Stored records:
-- start --
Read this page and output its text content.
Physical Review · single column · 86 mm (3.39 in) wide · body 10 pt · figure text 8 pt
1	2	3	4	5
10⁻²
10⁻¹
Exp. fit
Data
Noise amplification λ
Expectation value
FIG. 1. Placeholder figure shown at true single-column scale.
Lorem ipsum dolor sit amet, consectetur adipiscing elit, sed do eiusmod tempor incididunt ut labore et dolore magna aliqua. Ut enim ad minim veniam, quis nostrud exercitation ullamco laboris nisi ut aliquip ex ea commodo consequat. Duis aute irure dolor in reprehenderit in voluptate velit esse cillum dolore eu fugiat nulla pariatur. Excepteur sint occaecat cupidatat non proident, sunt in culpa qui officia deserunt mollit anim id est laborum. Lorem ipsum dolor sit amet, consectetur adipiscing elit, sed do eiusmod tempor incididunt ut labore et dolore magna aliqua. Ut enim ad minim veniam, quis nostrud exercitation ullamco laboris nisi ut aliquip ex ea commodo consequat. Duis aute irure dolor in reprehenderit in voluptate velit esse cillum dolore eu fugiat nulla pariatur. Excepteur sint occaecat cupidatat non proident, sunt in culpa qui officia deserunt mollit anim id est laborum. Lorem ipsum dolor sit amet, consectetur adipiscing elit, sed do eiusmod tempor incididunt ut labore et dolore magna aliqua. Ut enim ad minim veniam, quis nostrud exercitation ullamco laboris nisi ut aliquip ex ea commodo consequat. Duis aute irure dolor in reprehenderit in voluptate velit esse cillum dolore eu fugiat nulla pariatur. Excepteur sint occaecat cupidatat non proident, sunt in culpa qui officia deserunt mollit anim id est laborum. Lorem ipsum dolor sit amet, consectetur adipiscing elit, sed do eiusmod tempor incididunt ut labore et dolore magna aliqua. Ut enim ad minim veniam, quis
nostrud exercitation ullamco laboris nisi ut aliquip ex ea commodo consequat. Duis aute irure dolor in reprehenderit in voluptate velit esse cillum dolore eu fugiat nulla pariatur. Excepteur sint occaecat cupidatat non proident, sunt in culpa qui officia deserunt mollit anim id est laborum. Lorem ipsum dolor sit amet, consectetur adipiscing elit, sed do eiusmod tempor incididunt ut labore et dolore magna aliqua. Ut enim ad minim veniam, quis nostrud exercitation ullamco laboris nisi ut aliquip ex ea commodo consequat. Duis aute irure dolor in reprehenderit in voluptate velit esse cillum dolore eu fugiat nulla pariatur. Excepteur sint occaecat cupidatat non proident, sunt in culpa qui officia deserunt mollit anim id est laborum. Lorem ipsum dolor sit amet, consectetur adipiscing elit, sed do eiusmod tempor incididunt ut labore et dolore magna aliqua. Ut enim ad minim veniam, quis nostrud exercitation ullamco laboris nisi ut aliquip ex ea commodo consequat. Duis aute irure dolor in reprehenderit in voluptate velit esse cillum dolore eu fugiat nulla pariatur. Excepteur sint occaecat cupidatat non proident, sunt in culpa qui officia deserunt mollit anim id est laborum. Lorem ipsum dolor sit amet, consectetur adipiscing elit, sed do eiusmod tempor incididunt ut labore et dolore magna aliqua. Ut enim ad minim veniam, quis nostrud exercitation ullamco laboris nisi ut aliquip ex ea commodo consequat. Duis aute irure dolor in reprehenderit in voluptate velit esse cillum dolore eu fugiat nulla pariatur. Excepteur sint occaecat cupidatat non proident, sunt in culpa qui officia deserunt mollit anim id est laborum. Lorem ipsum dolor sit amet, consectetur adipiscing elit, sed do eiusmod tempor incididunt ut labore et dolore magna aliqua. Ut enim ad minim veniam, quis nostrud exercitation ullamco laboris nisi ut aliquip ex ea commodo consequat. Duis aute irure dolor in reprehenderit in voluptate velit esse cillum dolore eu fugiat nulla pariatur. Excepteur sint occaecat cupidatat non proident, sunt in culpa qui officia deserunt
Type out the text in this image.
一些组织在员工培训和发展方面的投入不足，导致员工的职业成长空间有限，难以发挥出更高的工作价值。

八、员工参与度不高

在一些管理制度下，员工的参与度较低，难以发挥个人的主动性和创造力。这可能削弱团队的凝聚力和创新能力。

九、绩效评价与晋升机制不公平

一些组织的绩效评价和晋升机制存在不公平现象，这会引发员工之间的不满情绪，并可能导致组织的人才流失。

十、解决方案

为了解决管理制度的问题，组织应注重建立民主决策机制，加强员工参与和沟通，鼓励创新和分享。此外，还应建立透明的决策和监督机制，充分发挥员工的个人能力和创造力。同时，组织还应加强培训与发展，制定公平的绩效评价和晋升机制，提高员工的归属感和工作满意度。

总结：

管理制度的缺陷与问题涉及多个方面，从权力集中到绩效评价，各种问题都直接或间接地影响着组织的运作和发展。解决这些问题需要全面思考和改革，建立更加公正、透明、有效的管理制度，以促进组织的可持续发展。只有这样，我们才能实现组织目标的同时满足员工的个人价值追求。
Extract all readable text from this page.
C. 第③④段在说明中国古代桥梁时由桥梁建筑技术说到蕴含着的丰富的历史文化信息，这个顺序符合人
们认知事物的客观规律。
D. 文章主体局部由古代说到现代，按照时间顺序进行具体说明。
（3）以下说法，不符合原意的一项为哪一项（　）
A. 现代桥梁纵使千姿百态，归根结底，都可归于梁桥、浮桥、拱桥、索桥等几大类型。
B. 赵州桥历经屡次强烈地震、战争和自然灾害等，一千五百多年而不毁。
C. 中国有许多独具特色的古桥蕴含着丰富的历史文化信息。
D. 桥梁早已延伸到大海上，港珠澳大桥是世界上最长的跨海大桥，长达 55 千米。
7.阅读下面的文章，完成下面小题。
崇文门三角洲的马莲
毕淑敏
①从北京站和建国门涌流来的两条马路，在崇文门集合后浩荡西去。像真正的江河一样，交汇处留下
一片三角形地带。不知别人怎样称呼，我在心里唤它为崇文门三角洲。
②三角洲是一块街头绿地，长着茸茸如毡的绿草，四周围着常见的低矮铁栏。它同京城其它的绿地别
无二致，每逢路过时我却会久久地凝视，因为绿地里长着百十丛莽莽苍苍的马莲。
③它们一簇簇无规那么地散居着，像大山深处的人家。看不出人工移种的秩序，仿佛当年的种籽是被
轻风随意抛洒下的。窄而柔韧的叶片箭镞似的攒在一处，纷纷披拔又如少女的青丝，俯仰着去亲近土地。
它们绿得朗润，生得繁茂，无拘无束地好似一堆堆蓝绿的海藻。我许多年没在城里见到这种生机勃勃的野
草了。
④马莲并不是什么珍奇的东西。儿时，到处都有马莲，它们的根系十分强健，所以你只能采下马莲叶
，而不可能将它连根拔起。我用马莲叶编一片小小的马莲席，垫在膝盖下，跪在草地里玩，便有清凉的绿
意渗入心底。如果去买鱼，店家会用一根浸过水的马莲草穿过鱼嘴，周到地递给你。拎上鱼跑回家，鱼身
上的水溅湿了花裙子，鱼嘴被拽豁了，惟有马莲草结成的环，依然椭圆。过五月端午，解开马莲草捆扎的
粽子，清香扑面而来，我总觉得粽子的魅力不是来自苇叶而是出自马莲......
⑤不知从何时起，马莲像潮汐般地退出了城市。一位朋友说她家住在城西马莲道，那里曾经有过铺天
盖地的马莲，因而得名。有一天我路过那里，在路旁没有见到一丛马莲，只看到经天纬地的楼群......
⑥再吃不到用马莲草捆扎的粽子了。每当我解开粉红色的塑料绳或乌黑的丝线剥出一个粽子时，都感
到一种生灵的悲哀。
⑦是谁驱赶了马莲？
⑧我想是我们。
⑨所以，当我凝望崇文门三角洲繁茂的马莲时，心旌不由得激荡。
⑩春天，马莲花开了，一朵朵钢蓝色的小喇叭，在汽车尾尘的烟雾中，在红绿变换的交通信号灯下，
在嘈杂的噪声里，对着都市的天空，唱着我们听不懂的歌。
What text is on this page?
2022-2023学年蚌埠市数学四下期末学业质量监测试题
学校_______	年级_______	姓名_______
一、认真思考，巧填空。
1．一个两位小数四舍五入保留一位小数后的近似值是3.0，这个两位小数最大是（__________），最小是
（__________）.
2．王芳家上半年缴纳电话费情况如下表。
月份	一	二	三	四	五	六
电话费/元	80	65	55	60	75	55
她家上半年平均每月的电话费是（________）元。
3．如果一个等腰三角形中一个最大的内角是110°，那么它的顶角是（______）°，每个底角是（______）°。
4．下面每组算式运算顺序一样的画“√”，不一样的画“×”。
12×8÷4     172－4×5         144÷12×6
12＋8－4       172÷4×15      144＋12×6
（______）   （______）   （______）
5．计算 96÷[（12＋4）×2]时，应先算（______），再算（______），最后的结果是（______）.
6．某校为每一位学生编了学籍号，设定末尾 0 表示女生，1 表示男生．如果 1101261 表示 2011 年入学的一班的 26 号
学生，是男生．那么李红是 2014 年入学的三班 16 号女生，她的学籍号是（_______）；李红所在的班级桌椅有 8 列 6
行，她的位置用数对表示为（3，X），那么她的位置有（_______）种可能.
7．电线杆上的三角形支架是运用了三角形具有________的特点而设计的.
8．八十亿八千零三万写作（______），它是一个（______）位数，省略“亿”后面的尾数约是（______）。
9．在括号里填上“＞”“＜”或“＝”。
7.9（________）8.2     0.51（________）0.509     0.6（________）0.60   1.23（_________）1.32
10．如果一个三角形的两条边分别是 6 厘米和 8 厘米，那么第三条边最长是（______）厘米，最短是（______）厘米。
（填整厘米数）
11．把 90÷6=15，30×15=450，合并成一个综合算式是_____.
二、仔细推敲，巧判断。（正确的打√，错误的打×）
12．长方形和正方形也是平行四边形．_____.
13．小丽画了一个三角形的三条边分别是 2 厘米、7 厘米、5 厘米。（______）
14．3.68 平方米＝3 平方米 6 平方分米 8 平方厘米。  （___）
-- end --
→ **EXERCISE**
Gather up the lines that contain the word "column".

→ **SOLUTION FOR THIS TASK**
Physical Review · single column · 86 mm (3.39 in) wide · body 10 pt · figure text 8 pt
FIG. 1. Placeholder figure shown at true single-column scale.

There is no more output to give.